(Dataset items)
Begin
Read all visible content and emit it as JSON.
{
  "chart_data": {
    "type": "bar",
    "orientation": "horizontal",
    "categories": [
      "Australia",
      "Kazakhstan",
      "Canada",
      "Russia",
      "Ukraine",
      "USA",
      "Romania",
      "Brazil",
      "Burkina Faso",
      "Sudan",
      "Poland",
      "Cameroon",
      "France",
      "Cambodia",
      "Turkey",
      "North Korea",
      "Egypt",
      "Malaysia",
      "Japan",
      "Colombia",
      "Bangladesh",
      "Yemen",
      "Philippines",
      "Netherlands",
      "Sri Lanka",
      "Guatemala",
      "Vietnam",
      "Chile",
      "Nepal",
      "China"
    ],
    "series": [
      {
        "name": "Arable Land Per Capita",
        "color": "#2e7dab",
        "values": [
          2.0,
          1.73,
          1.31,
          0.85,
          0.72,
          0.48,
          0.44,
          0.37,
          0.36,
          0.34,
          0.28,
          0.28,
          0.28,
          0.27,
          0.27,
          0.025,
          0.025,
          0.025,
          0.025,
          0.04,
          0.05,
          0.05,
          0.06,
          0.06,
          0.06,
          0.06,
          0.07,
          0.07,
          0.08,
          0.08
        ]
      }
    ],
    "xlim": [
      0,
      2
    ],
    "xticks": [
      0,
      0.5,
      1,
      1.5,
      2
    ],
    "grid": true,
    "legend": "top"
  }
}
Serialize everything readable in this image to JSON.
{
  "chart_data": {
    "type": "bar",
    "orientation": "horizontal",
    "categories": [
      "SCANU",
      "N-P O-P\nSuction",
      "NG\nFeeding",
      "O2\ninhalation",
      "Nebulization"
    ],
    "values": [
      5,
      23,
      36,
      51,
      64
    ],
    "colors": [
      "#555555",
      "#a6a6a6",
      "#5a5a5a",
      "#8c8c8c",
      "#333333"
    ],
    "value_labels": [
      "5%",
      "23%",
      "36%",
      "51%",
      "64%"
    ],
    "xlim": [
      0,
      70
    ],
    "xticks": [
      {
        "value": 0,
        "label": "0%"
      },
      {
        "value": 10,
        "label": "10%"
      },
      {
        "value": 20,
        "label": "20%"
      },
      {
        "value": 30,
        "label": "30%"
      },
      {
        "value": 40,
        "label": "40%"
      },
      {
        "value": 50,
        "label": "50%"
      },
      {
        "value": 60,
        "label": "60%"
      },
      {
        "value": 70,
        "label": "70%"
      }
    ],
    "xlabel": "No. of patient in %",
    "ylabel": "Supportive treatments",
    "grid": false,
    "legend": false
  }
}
End
* [WORK INSTRUCTIONS]
Pick out every line holding the string "JSON" and return it.

* [RIGHT ANSWER]
Read all visible content and emit it as JSON.
Serialize everything readable in this image to JSON.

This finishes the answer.